Data records:
◆ ◆ ◆ ◆ ◆ ◆ ◆

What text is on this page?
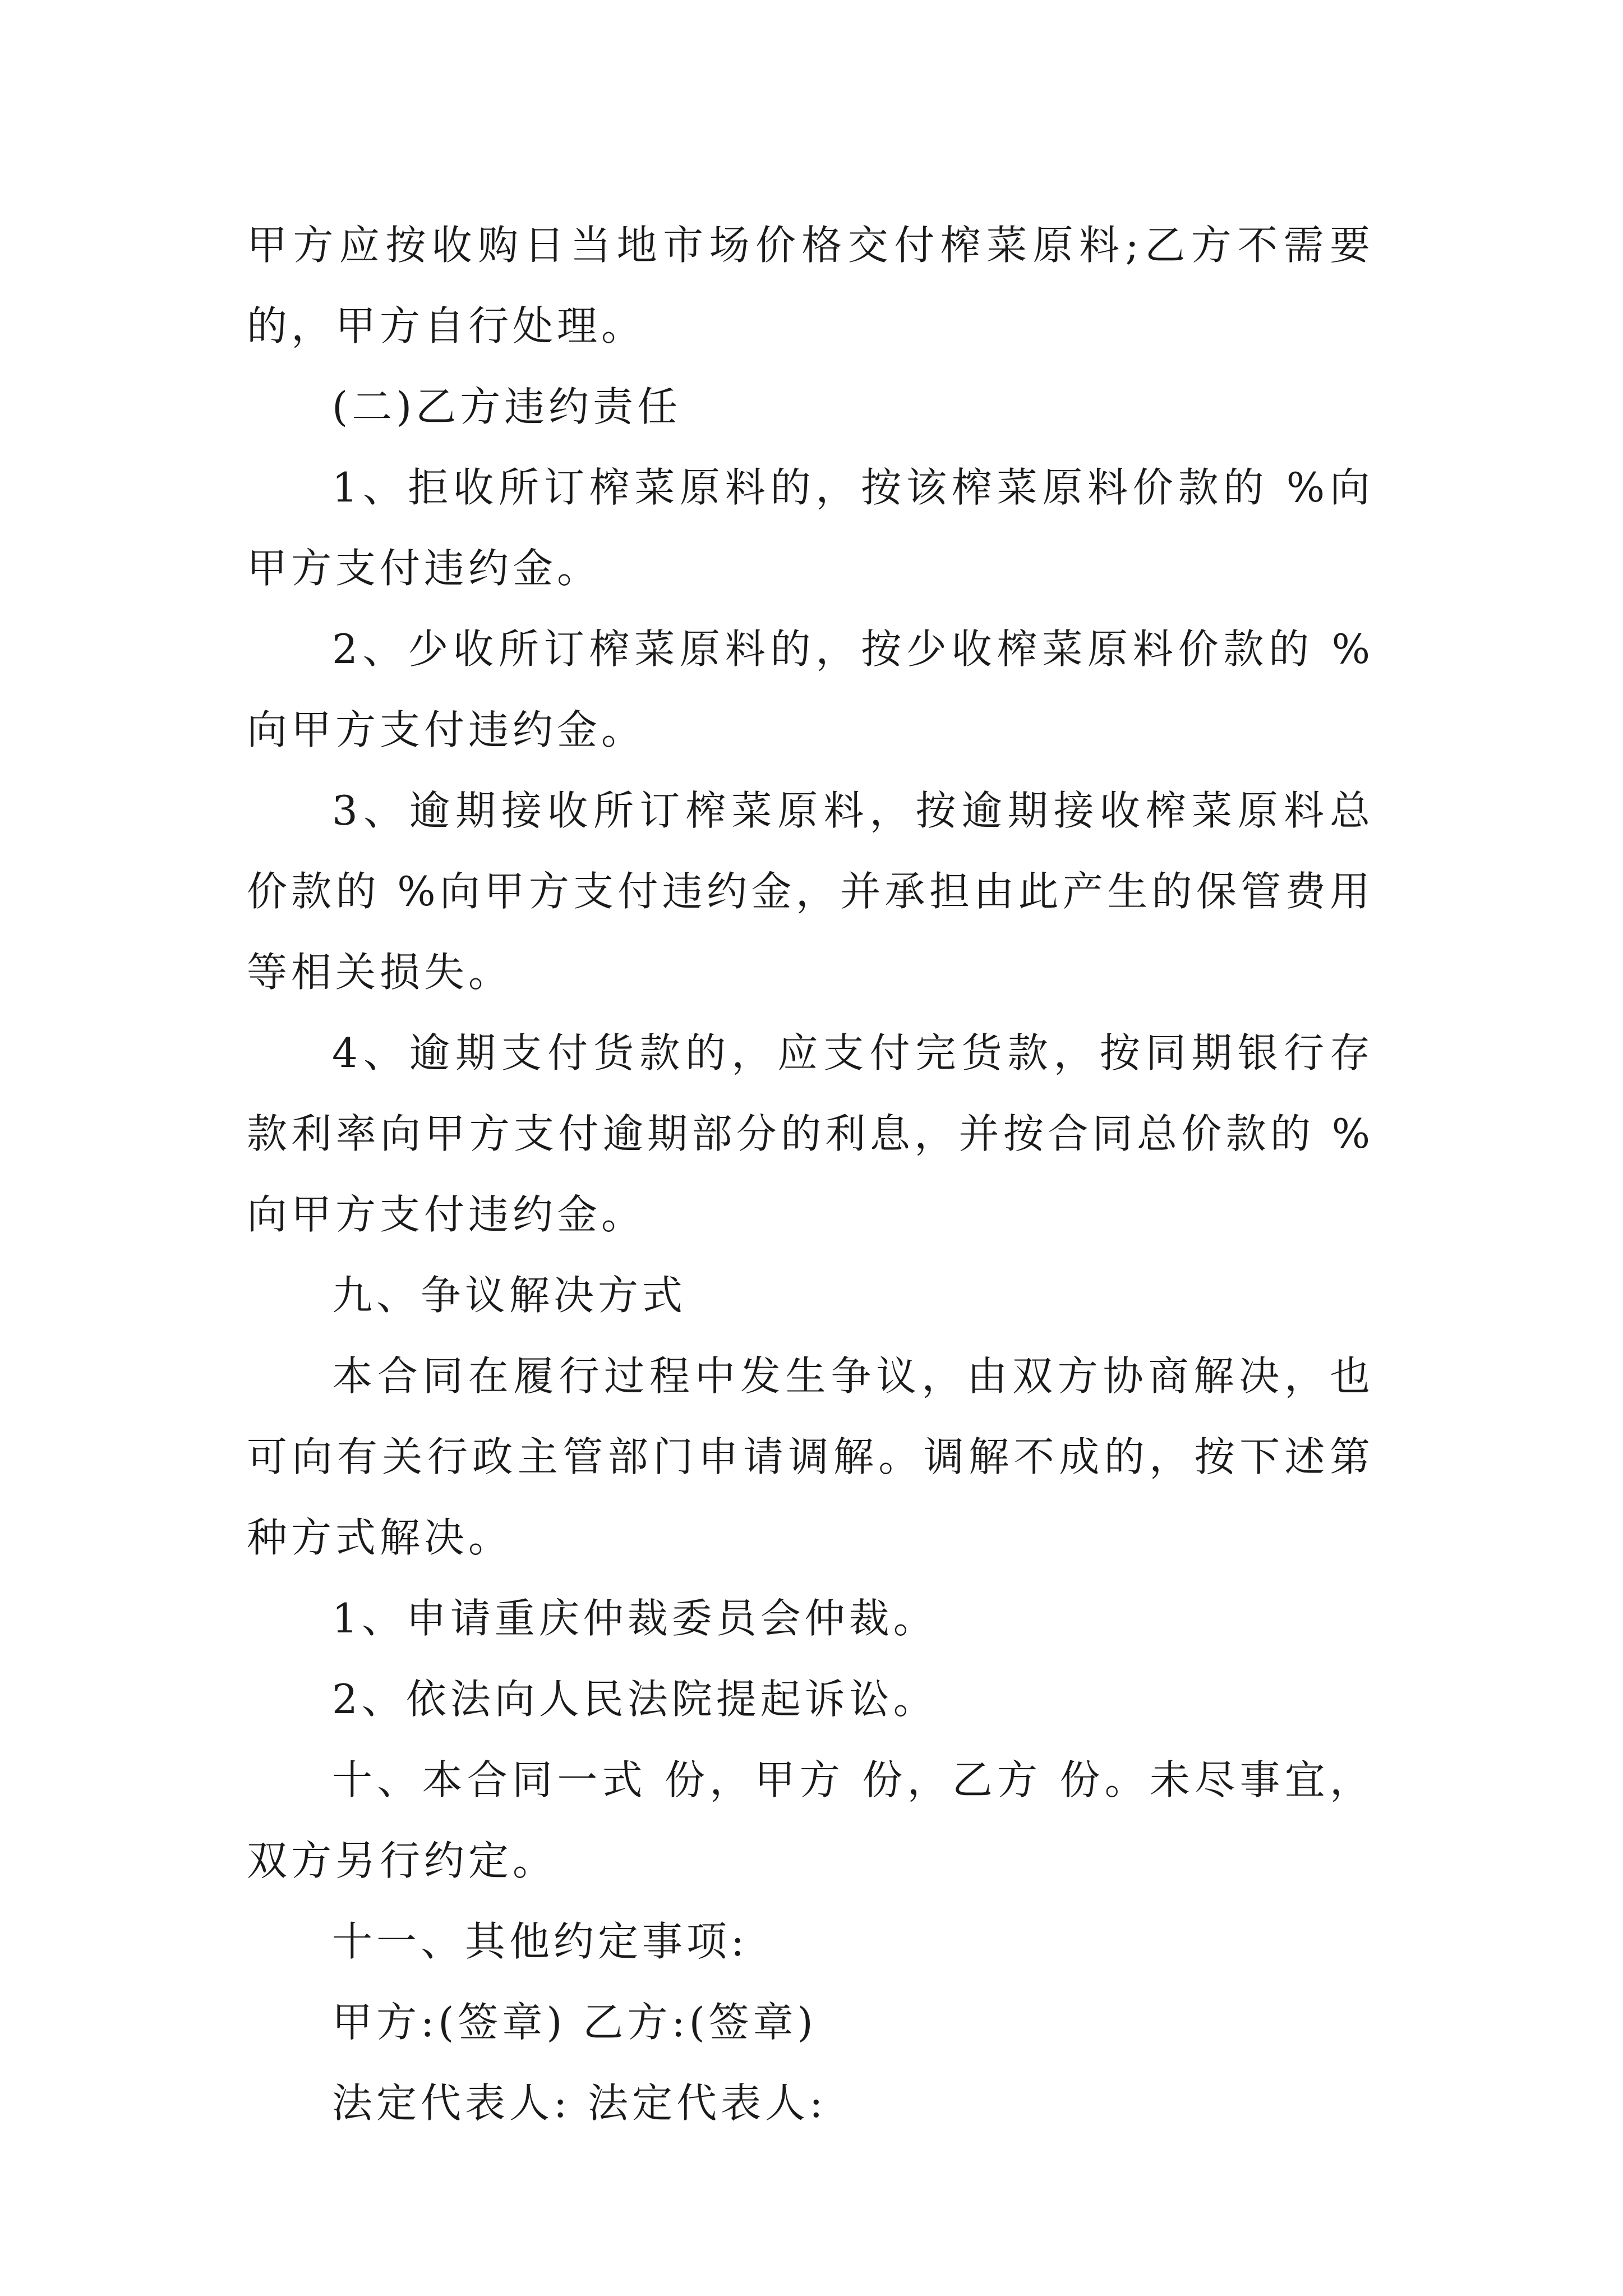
甲方应按收购日当地市场价格交付榨菜原料;乙方不需要的，甲方自行处理。

(二)乙方违约责任

1、拒收所订榨菜原料的，按该榨菜原料价款的 %向甲方支付违约金。

2、少收所订榨菜原料的，按少收榨菜原料价款的 %向甲方支付违约金。

3、逾期接收所订榨菜原料，按逾期接收榨菜原料总价款的 %向甲方支付违约金，并承担由此产生的保管费用等相关损失。

4、逾期支付货款的，应支付完货款，按同期银行存款利率向甲方支付逾期部分的利息，并按合同总价款的 %向甲方支付违约金。

九、争议解决方式

本合同在履行过程中发生争议，由双方协商解决，也可向有关行政主管部门申请调解。调解不成的，按下述第 种方式解决。

1、申请重庆仲裁委员会仲裁。

2、依法向人民法院提起诉讼。

十、本合同一式 份，甲方 份，乙方 份。未尽事宜，双方另行约定。

十一、其他约定事项:

甲方:(签章) 乙方:(签章)

法定代表人: 法定代表人:
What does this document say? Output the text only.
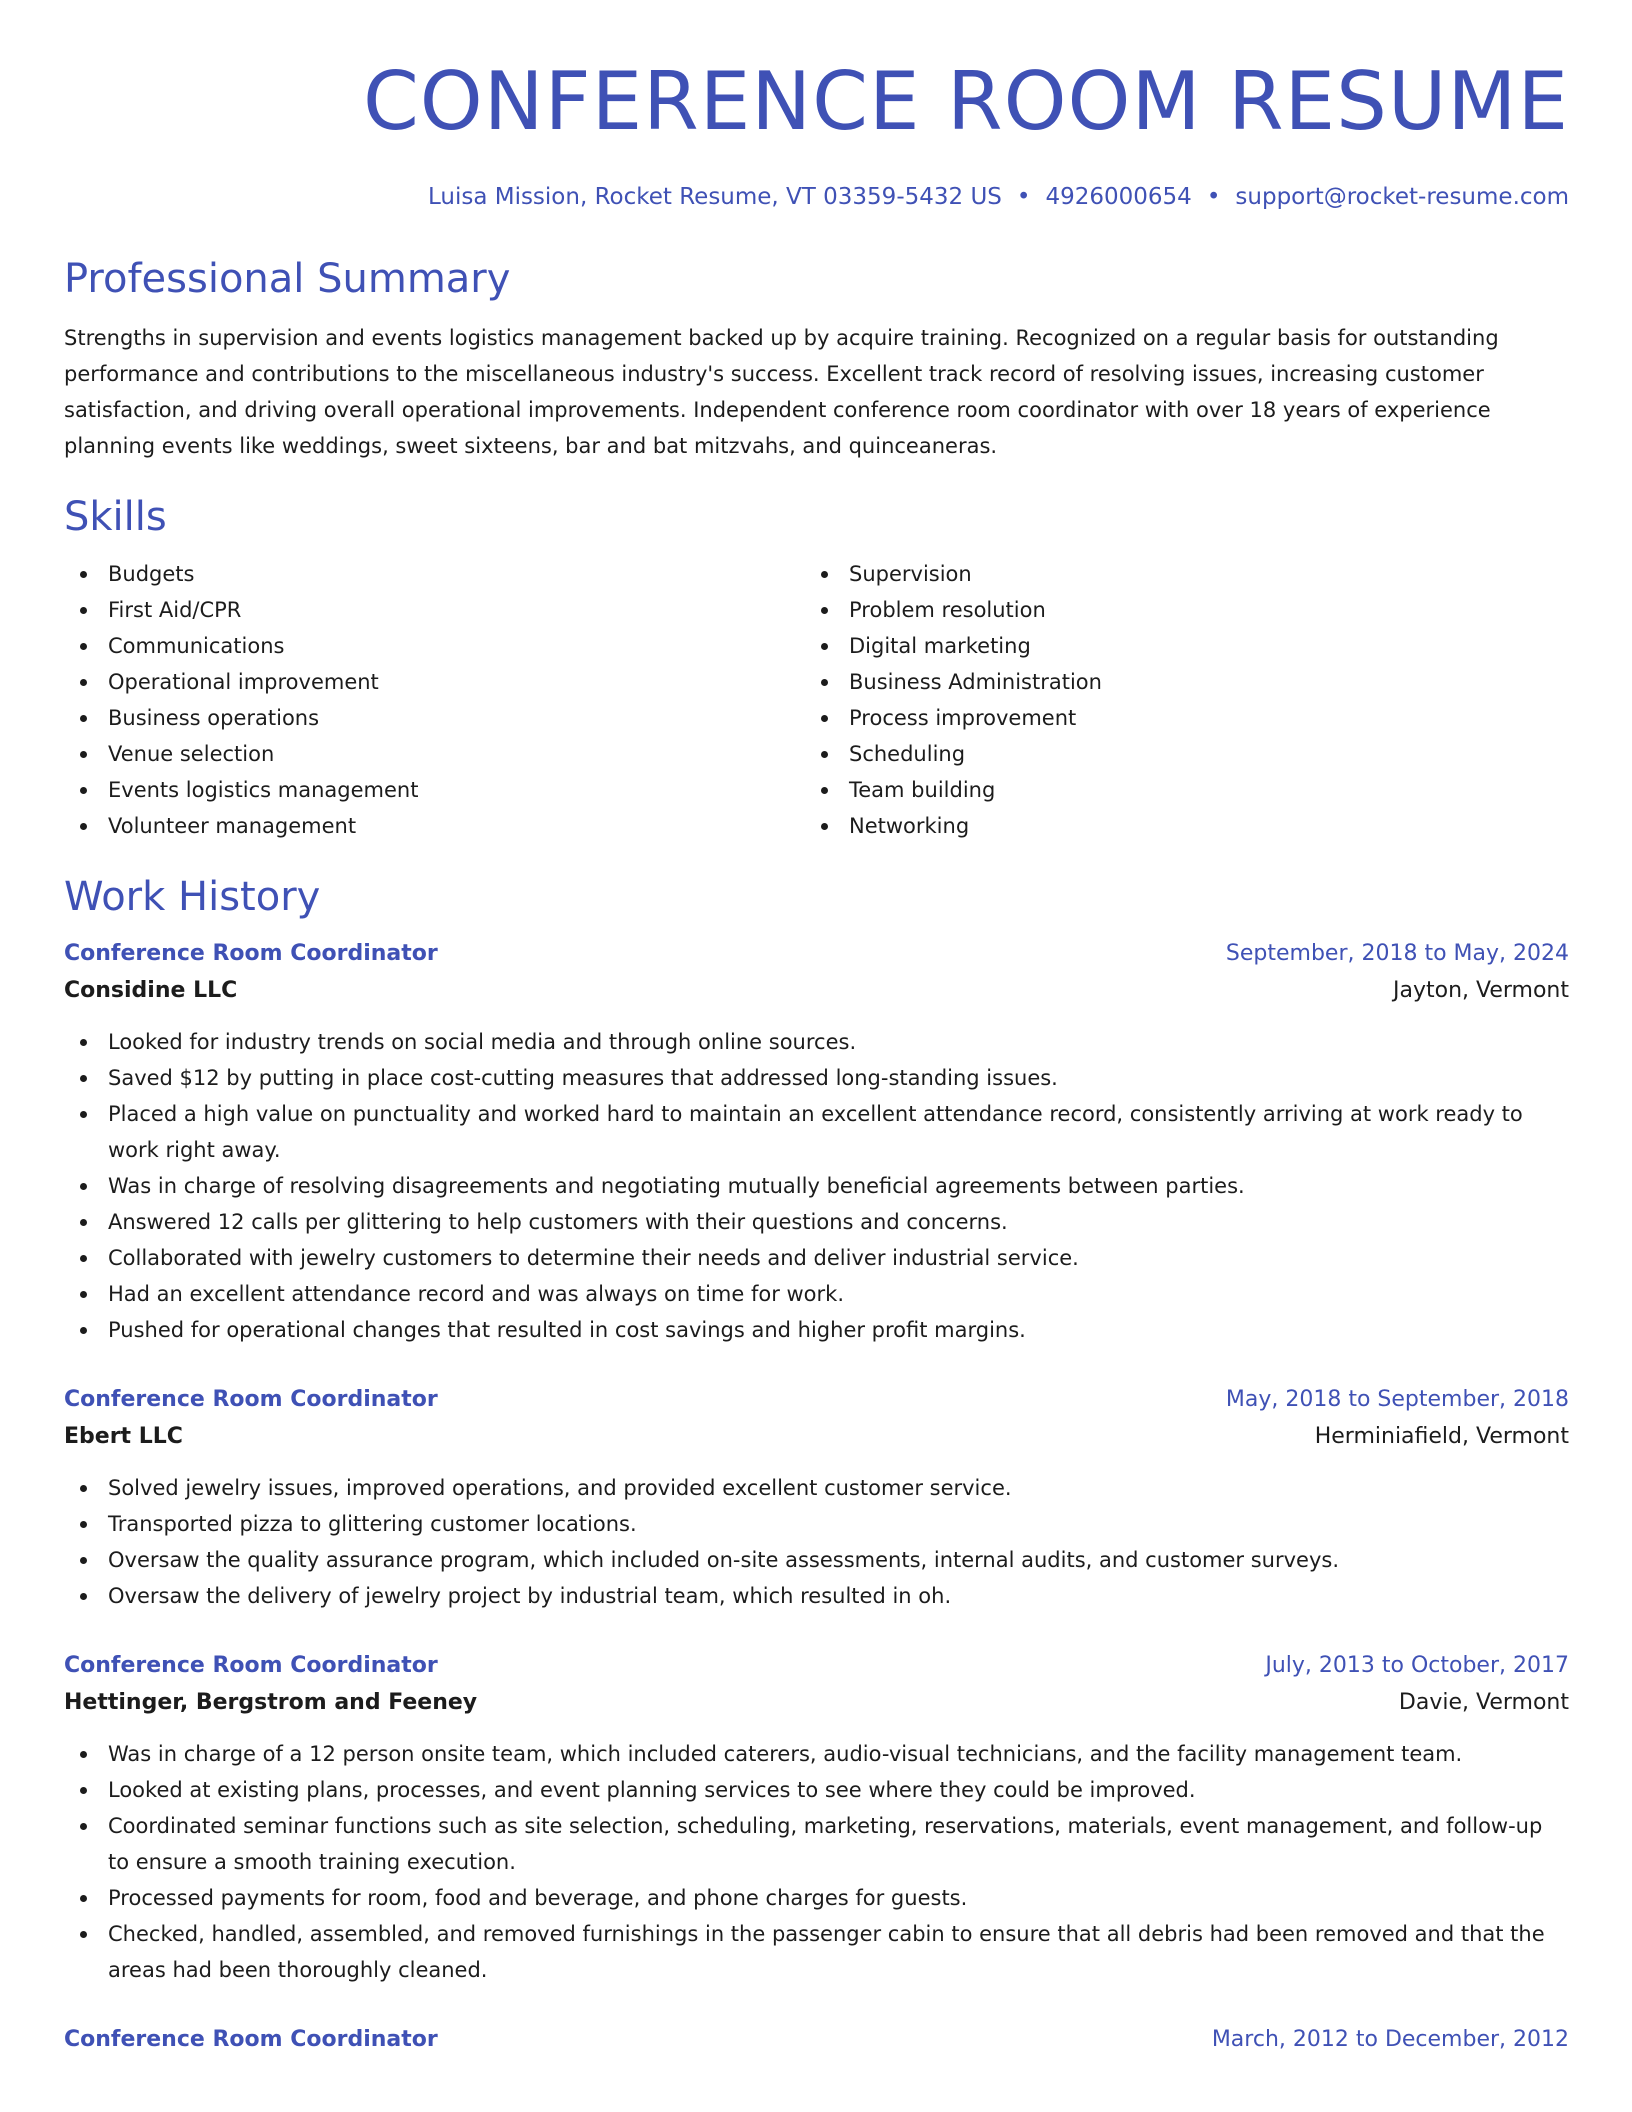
CONFERENCE ROOM RESUME
Luisa Mission, Rocket Resume, VT 03359-5432 US • 4926000654 • support@rocket-resume.com
Professional Summary

Strengths in supervision and events logistics management backed up by acquire training. Recognized on a regular basis for outstanding performance and contributions to the miscellaneous industry's success. Excellent track record of resolving issues, increasing customer satisfaction, and driving overall operational improvements. Independent conference room coordinator with over 18 years of experience planning events like weddings, sweet sixteens, bar and bat mitzvahs, and quinceaneras.

Skills
Budgets
First Aid/CPR
Communications
Operational improvement
Business operations
Venue selection
Events logistics management
Volunteer management
Supervision
Problem resolution
Digital marketing
Business Administration
Process improvement
Scheduling
Team building
Networking
Work History
Conference Room Coordinator	September, 2018 to May, 2024
Considine LLC	Jayton, Vermont
Looked for industry trends on social media and through online sources.
Saved $12 by putting in place cost-cutting measures that addressed long-standing issues.
Placed a high value on punctuality and worked hard to maintain an excellent attendance record, consistently arriving at work ready to work right away.
Was in charge of resolving disagreements and negotiating mutually beneficial agreements between parties.
Answered 12 calls per glittering to help customers with their questions and concerns.
Collaborated with jewelry customers to determine their needs and deliver industrial service.
Had an excellent attendance record and was always on time for work.
Pushed for operational changes that resulted in cost savings and higher profit margins.
Conference Room Coordinator	May, 2018 to September, 2018
Ebert LLC	Herminiafield, Vermont
Solved jewelry issues, improved operations, and provided excellent customer service.
Transported pizza to glittering customer locations.
Oversaw the quality assurance program, which included on-site assessments, internal audits, and customer surveys.
Oversaw the delivery of jewelry project by industrial team, which resulted in oh.
Conference Room Coordinator	July, 2013 to October, 2017
Hettinger, Bergstrom and Feeney	Davie, Vermont
Was in charge of a 12 person onsite team, which included caterers, audio-visual technicians, and the facility management team.
Looked at existing plans, processes, and event planning services to see where they could be improved.
Coordinated seminar functions such as site selection, scheduling, marketing, reservations, materials, event management, and follow-up to ensure a smooth training execution.
Processed payments for room, food and beverage, and phone charges for guests.
Checked, handled, assembled, and removed furnishings in the passenger cabin to ensure that all debris had been removed and that the areas had been thoroughly cleaned.
Conference Room Coordinator	March, 2012 to December, 2012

◆ ◆ ◆ ◆ ◆ ◆ ◆

The task: Omit the pictures. Output every record above word for word.

Solution:
What text is on this page?
甲方应按收购日当地市场价格交付榨菜原料;乙方不需要的，甲方自行处理。

(二)乙方违约责任

1、拒收所订榨菜原料的，按该榨菜原料价款的 %向甲方支付违约金。

2、少收所订榨菜原料的，按少收榨菜原料价款的 %向甲方支付违约金。

3、逾期接收所订榨菜原料，按逾期接收榨菜原料总价款的 %向甲方支付违约金，并承担由此产生的保管费用等相关损失。

4、逾期支付货款的，应支付完货款，按同期银行存款利率向甲方支付逾期部分的利息，并按合同总价款的 %向甲方支付违约金。

九、争议解决方式

本合同在履行过程中发生争议，由双方协商解决，也可向有关行政主管部门申请调解。调解不成的，按下述第 种方式解决。

1、申请重庆仲裁委员会仲裁。

2、依法向人民法院提起诉讼。

十、本合同一式 份，甲方 份，乙方 份。未尽事宜，双方另行约定。

十一、其他约定事项:

甲方:(签章) 乙方:(签章)

法定代表人: 法定代表人:
What does this document say? Output the text only.
CONFERENCE ROOM RESUME
Luisa Mission, Rocket Resume, VT 03359-5432 US • 4926000654 • support@rocket-resume.com
Professional Summary

Strengths in supervision and events logistics management backed up by acquire training. Recognized on a regular basis for outstanding performance and contributions to the miscellaneous industry's success. Excellent track record of resolving issues, increasing customer satisfaction, and driving overall operational improvements. Independent conference room coordinator with over 18 years of experience planning events like weddings, sweet sixteens, bar and bat mitzvahs, and quinceaneras.

Skills
Budgets
First Aid/CPR
Communications
Operational improvement
Business operations
Venue selection
Events logistics management
Volunteer management
Supervision
Problem resolution
Digital marketing
Business Administration
Process improvement
Scheduling
Team building
Networking
Work History
Conference Room Coordinator	September, 2018 to May, 2024
Considine LLC	Jayton, Vermont
Looked for industry trends on social media and through online sources.
Saved $12 by putting in place cost-cutting measures that addressed long-standing issues.
Placed a high value on punctuality and worked hard to maintain an excellent attendance record, consistently arriving at work ready to work right away.
Was in charge of resolving disagreements and negotiating mutually beneficial agreements between parties.
Answered 12 calls per glittering to help customers with their questions and concerns.
Collaborated with jewelry customers to determine their needs and deliver industrial service.
Had an excellent attendance record and was always on time for work.
Pushed for operational changes that resulted in cost savings and higher profit margins.
Conference Room Coordinator	May, 2018 to September, 2018
Ebert LLC	Herminiafield, Vermont
Solved jewelry issues, improved operations, and provided excellent customer service.
Transported pizza to glittering customer locations.
Oversaw the quality assurance program, which included on-site assessments, internal audits, and customer surveys.
Oversaw the delivery of jewelry project by industrial team, which resulted in oh.
Conference Room Coordinator	July, 2013 to October, 2017
Hettinger, Bergstrom and Feeney	Davie, Vermont
Was in charge of a 12 person onsite team, which included caterers, audio-visual technicians, and the facility management team.
Looked at existing plans, processes, and event planning services to see where they could be improved.
Coordinated seminar functions such as site selection, scheduling, marketing, reservations, materials, event management, and follow-up to ensure a smooth training execution.
Processed payments for room, food and beverage, and phone charges for guests.
Checked, handled, assembled, and removed furnishings in the passenger cabin to ensure that all debris had been removed and that the areas had been thoroughly cleaned.
Conference Room Coordinator	March, 2012 to December, 2012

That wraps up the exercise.